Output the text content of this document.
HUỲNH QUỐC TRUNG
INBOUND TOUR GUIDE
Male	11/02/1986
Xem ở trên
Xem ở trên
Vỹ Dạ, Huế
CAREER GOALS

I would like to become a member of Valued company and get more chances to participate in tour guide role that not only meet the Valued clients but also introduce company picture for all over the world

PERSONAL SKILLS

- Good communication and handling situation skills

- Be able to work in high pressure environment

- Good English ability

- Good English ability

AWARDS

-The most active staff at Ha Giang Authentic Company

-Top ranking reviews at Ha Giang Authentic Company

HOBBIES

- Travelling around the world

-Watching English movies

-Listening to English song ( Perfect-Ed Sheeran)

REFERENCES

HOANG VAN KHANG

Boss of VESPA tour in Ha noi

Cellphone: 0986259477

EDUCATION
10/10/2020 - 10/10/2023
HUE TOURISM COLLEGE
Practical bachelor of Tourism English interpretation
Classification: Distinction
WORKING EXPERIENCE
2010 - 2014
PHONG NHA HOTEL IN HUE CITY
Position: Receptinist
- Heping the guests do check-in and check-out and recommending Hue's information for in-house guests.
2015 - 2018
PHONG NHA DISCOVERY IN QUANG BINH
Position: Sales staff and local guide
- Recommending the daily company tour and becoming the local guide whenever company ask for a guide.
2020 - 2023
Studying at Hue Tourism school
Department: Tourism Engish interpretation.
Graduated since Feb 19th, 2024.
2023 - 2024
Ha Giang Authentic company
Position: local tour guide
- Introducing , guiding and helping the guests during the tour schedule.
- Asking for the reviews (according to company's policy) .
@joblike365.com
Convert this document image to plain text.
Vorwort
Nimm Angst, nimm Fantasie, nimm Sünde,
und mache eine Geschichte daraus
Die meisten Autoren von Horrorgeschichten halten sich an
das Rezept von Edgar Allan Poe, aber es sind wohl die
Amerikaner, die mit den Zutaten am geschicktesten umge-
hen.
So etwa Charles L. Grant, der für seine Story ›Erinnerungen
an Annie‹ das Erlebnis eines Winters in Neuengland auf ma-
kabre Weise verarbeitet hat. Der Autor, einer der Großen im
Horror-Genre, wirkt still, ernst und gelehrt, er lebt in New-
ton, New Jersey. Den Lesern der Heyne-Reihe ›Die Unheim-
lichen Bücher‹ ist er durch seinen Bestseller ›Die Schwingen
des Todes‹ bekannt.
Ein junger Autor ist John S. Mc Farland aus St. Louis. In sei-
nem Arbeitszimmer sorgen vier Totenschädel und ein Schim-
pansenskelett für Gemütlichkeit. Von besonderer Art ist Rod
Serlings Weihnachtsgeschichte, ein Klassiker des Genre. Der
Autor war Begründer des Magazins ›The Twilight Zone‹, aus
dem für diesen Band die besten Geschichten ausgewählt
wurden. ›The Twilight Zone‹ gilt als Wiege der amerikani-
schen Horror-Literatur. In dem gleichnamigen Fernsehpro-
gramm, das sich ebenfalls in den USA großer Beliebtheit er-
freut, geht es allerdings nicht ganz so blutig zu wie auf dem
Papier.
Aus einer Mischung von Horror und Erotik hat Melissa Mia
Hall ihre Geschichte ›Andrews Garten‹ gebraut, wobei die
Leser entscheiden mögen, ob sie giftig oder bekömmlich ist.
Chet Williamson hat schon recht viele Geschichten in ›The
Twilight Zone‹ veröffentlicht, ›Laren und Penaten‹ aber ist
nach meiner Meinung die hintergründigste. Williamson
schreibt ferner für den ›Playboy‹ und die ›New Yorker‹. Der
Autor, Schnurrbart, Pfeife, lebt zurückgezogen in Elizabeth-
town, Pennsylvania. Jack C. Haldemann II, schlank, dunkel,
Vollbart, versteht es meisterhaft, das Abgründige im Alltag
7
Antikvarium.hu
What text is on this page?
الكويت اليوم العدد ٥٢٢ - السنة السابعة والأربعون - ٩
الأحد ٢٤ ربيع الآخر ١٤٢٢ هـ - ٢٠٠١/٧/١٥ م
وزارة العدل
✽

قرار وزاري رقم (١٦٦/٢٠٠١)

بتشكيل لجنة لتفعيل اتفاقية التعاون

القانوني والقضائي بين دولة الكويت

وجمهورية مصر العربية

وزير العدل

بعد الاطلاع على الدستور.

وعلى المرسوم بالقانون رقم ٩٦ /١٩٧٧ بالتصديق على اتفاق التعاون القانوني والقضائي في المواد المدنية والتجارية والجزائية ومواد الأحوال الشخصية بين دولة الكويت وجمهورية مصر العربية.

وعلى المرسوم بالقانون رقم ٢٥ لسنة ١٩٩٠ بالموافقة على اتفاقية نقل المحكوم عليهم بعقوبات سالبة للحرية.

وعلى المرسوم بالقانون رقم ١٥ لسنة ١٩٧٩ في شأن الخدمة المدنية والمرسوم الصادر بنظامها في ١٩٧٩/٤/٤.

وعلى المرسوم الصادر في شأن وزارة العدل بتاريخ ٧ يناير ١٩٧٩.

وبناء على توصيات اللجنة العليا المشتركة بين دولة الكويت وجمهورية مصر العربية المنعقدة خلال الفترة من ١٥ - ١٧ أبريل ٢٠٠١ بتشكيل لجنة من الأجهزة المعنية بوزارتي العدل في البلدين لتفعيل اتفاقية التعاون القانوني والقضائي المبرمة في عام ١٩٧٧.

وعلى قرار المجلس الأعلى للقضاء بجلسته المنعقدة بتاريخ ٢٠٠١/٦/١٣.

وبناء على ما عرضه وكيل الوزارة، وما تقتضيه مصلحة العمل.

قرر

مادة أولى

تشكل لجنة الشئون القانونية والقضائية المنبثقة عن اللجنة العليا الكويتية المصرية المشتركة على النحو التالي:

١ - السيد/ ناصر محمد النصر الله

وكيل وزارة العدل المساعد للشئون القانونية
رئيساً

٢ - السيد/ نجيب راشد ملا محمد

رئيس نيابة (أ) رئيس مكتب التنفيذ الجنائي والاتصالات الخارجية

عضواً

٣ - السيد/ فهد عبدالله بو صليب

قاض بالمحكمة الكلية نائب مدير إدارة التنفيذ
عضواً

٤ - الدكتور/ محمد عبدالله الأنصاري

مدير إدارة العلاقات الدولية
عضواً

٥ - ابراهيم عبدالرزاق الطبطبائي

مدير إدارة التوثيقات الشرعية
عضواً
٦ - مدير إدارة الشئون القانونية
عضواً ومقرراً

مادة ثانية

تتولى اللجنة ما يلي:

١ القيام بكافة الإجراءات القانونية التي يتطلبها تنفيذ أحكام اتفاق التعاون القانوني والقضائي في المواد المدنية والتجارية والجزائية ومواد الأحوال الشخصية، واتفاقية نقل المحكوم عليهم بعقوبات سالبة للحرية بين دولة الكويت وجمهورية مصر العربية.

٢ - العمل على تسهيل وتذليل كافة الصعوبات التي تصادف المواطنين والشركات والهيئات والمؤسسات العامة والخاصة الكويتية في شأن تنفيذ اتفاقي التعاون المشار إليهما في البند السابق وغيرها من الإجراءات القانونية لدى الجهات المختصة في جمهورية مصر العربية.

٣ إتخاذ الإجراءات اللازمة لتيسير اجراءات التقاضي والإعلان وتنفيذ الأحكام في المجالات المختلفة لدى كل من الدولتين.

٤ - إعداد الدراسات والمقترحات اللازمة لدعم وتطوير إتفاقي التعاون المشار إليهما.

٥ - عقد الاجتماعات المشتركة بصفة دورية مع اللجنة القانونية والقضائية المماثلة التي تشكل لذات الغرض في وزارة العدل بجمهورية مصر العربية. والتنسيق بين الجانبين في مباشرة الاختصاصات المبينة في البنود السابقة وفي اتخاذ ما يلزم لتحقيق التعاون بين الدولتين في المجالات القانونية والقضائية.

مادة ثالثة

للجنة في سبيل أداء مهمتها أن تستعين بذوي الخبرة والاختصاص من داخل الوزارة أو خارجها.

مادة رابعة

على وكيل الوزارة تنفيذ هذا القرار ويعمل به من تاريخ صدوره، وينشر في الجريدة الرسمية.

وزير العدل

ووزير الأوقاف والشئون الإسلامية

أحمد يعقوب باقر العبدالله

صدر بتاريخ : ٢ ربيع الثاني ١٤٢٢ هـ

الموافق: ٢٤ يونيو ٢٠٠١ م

---

▸ **What this task involves**
Locate each line with the word "lebt" and copy it.

▸ **Expected answer**
Horror-Genre, wirkt still, ernst und gelehrt, er lebt in New-
Autor, Schnurrbart, Pfeife, lebt zurückgezogen in Elizabeth-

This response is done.